Data listing:
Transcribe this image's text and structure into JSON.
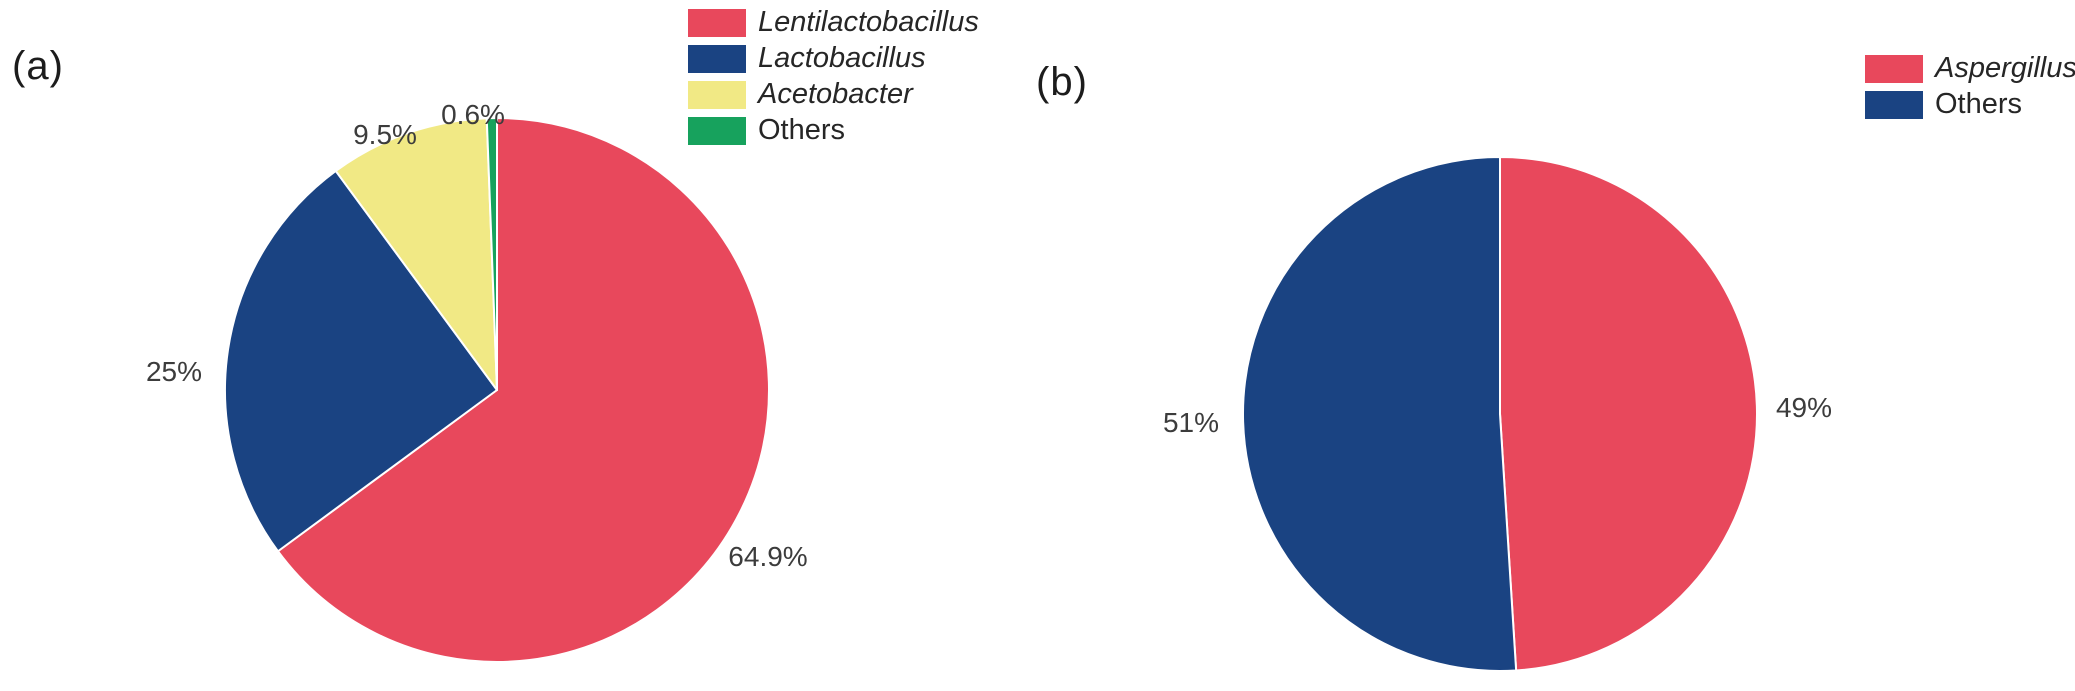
{
  "figure": {
    "panel_a_tag": "(a)",
    "panel_b_tag": "(b)"
  },
  "chart_data": [
    {
      "type": "pie",
      "panel": "(a)",
      "categories": [
        "Lentilactobacillus",
        "Lactobacillus",
        "Acetobacter",
        "Others"
      ],
      "values": [
        64.9,
        25,
        9.5,
        0.6
      ],
      "labels": [
        "64.9%",
        "25%",
        "9.5%",
        "0.6%"
      ],
      "colors": [
        "#e8485c",
        "#1a4382",
        "#f1e985",
        "#17a25d"
      ],
      "legend_entries": [
        "Lentilactobacillus",
        "Lactobacillus",
        "Acetobacter",
        "Others"
      ],
      "legend_italic": [
        true,
        true,
        true,
        false
      ],
      "legend_position": "top-center",
      "start_angle_deg_from_top": 0,
      "direction": "clockwise",
      "slice_border_color": "#ffffff"
    },
    {
      "type": "pie",
      "panel": "(b)",
      "categories": [
        "Aspergillus",
        "Others"
      ],
      "values": [
        49,
        51
      ],
      "labels": [
        "49%",
        "51%"
      ],
      "colors": [
        "#e8485c",
        "#1a4382"
      ],
      "legend_entries": [
        "Aspergillus",
        "Others"
      ],
      "legend_italic": [
        true,
        false
      ],
      "legend_position": "top-right",
      "start_angle_deg_from_top": 0,
      "direction": "clockwise",
      "slice_border_color": "#ffffff"
    }
  ]
}
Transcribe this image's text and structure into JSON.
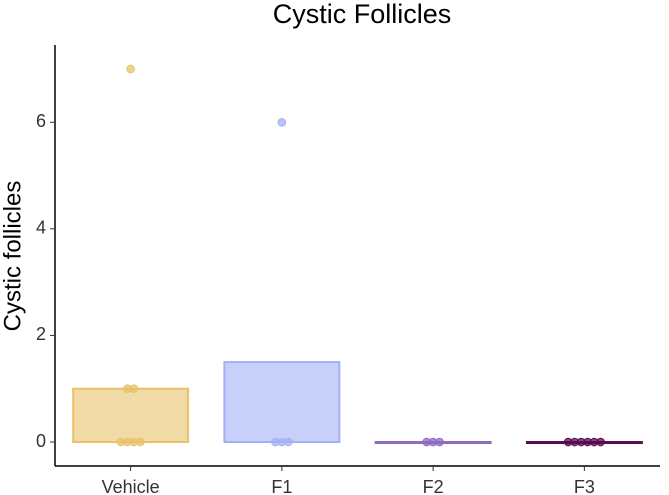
{
  "chart_data": {
    "type": "bar",
    "title": "Cystic Follicles",
    "y_label": "Cystic follicles",
    "categories": [
      "Vehicle",
      "F1",
      "F2",
      "F3"
    ],
    "values": [
      1,
      1.5,
      0,
      0
    ],
    "colors": [
      "#e8c26a",
      "#a4b0f5",
      "#8e6bbf",
      "#5a0a4f"
    ],
    "points": [
      [
        7,
        1,
        1,
        0,
        0,
        0,
        0
      ],
      [
        6,
        0,
        0,
        0
      ],
      [
        0,
        0,
        0
      ],
      [
        0,
        0,
        0,
        0,
        0,
        0
      ]
    ],
    "ylim": [
      -0.45,
      7.45
    ],
    "yticks": [
      0,
      2,
      4,
      6
    ]
  }
}
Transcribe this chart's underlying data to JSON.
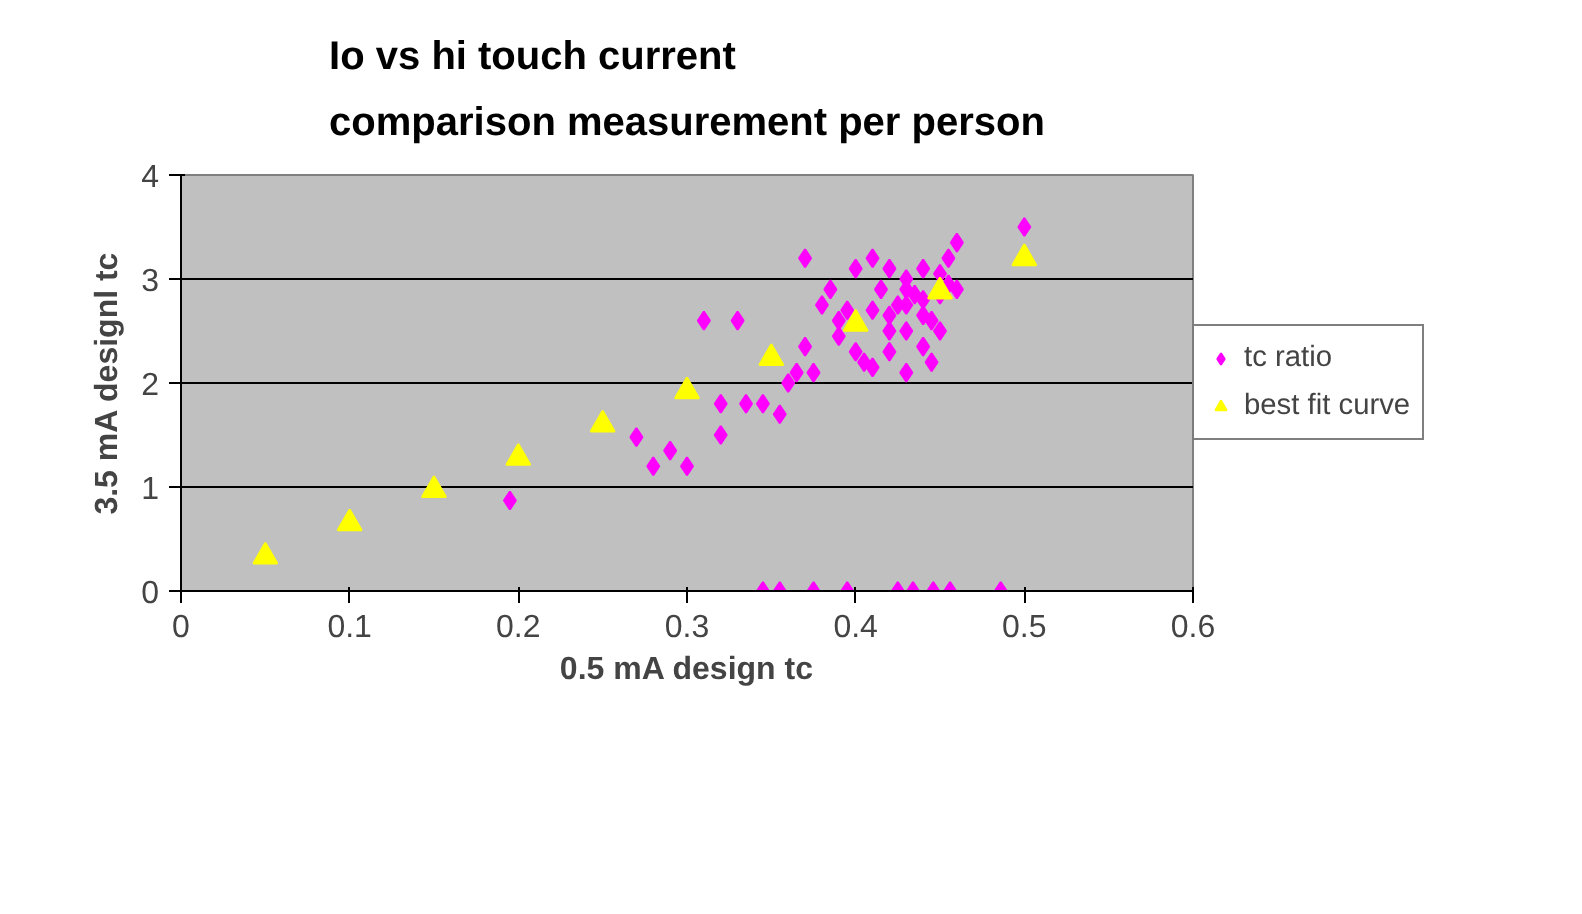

Requirement:
Transcribe all of the records above character for character. Exclude the pictures.

Solution for this task:
Transcribe this image's text and structure into JSON.
{
  "figure": {
    "panel_a_tag": "(a)",
    "panel_b_tag": "(b)"
  },
  "chart_data": [
    {
      "type": "pie",
      "panel": "(a)",
      "categories": [
        "Lentilactobacillus",
        "Lactobacillus",
        "Acetobacter",
        "Others"
      ],
      "values": [
        64.9,
        25,
        9.5,
        0.6
      ],
      "labels": [
        "64.9%",
        "25%",
        "9.5%",
        "0.6%"
      ],
      "colors": [
        "#e8485c",
        "#1a4382",
        "#f1e985",
        "#17a25d"
      ],
      "legend_entries": [
        "Lentilactobacillus",
        "Lactobacillus",
        "Acetobacter",
        "Others"
      ],
      "legend_italic": [
        true,
        true,
        true,
        false
      ],
      "legend_position": "top-center",
      "start_angle_deg_from_top": 0,
      "direction": "clockwise",
      "slice_border_color": "#ffffff"
    },
    {
      "type": "pie",
      "panel": "(b)",
      "categories": [
        "Aspergillus",
        "Others"
      ],
      "values": [
        49,
        51
      ],
      "labels": [
        "49%",
        "51%"
      ],
      "colors": [
        "#e8485c",
        "#1a4382"
      ],
      "legend_entries": [
        "Aspergillus",
        "Others"
      ],
      "legend_italic": [
        true,
        false
      ],
      "legend_position": "top-right",
      "start_angle_deg_from_top": 0,
      "direction": "clockwise",
      "slice_border_color": "#ffffff"
    }
  ]
}
Transcribe this image's text and structure into JSON.
{
  "chart_data": {
    "type": "bar",
    "title": "Cystic Follicles",
    "y_label": "Cystic follicles",
    "categories": [
      "Vehicle",
      "F1",
      "F2",
      "F3"
    ],
    "values": [
      1,
      1.5,
      0,
      0
    ],
    "colors": [
      "#e8c26a",
      "#a4b0f5",
      "#8e6bbf",
      "#5a0a4f"
    ],
    "points": [
      [
        7,
        1,
        1,
        0,
        0,
        0,
        0
      ],
      [
        6,
        0,
        0,
        0
      ],
      [
        0,
        0,
        0
      ],
      [
        0,
        0,
        0,
        0,
        0,
        0
      ]
    ],
    "ylim": [
      -0.45,
      7.45
    ],
    "yticks": [
      0,
      2,
      4,
      6
    ]
  }
}
Transcribe this chart's underlying data to JSON.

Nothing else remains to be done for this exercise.